*Exercise input*:
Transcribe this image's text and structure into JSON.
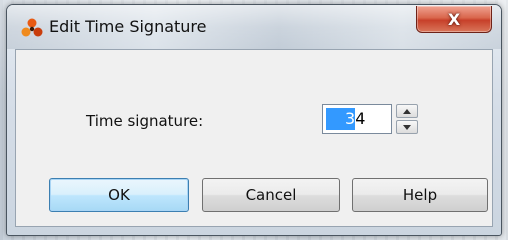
{
  "dialog": {
    "title": "Edit Time Signature",
    "close_label": "X"
  },
  "form": {
    "time_signature_label": "Time signature:",
    "time_signature_value": "3/4",
    "time_signature_selected": "3",
    "time_signature_rest": "4"
  },
  "buttons": {
    "ok": "OK",
    "cancel": "Cancel",
    "help": "Help"
  },
  "colors": {
    "selection": "#3399ff",
    "close_button": "#c7402a",
    "default_button_border": "#3c7fb1"
  },
  "icons": {
    "app": "reason-app-icon",
    "spin_up": "spin-up-arrow-icon",
    "spin_down": "spin-down-arrow-icon"
  }
}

*Exercise description*:
Each entry should be repeated exactly as it appears; the pictures stay out.

*Response to this task*:
Transcribe this image's text and structure into JSON.
{
  "dialog": {
    "title": "Edit Time Signature",
    "close_label": "X"
  },
  "form": {
    "time_signature_label": "Time signature:",
    "time_signature_value": "3/4",
    "time_signature_selected": "3",
    "time_signature_rest": "4"
  },
  "buttons": {
    "ok": "OK",
    "cancel": "Cancel",
    "help": "Help"
  },
  "colors": {
    "selection": "#3399ff",
    "close_button": "#c7402a",
    "default_button_border": "#3c7fb1"
  },
  "icons": {
    "app": "reason-app-icon",
    "spin_up": "spin-up-arrow-icon",
    "spin_down": "spin-down-arrow-icon"
  }
}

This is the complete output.